━━━ EXERCISE DATA ━━━

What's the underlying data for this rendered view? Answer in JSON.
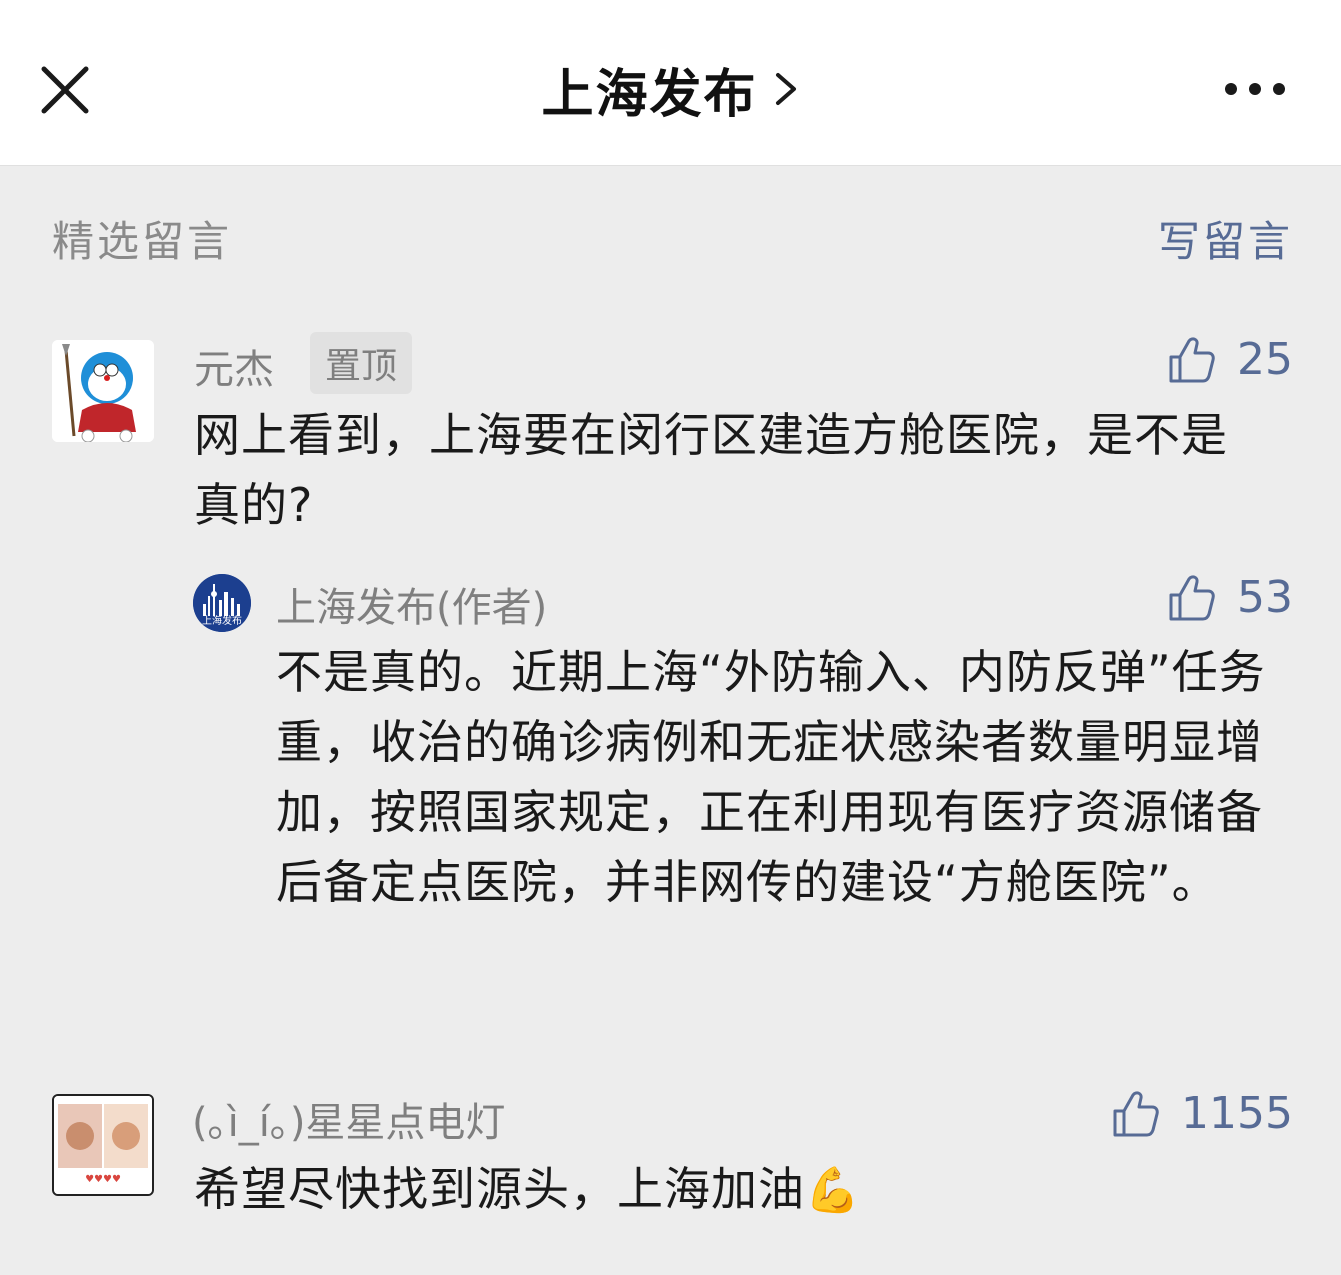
{
  "header": {
    "title": "上海发布",
    "close_icon": "close-icon",
    "chevron_icon": "chevron-right-icon",
    "more_icon": "more-icon"
  },
  "section": {
    "label": "精选留言",
    "write_label": "写留言"
  },
  "comments": [
    {
      "name": "元杰",
      "badge": "置顶",
      "likes": "25",
      "text": "网上看到，上海要在闵行区建造方舱医院，是不是真的?",
      "reply": {
        "name": "上海发布(作者)",
        "avatar_text": "上海发布",
        "likes": "53",
        "text": "不是真的。近期上海“外防输入、内防反弹”任务重，收治的确诊病例和无症状感染者数量明显增加，按照国家规定，正在利用现有医疗资源储备后备定点医院，并非网传的建设“方舱医院”。"
      }
    },
    {
      "name": "(｡ì_í｡)星星点电灯",
      "likes": "1155",
      "text": "希望尽快找到源头，上海加油",
      "emoji": "💪"
    }
  ],
  "colors": {
    "link": "#576b95",
    "background": "#ededed",
    "name_gray": "#7f7f7f"
  }
}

━━━

# GIVEN PROBLEM
Identify the lines above that contain the word "icon", then copy them.

# CORRECT RESULT
    "close_icon": "close-icon",
    "chevron_icon": "chevron-right-icon",
    "more_icon": "more-icon"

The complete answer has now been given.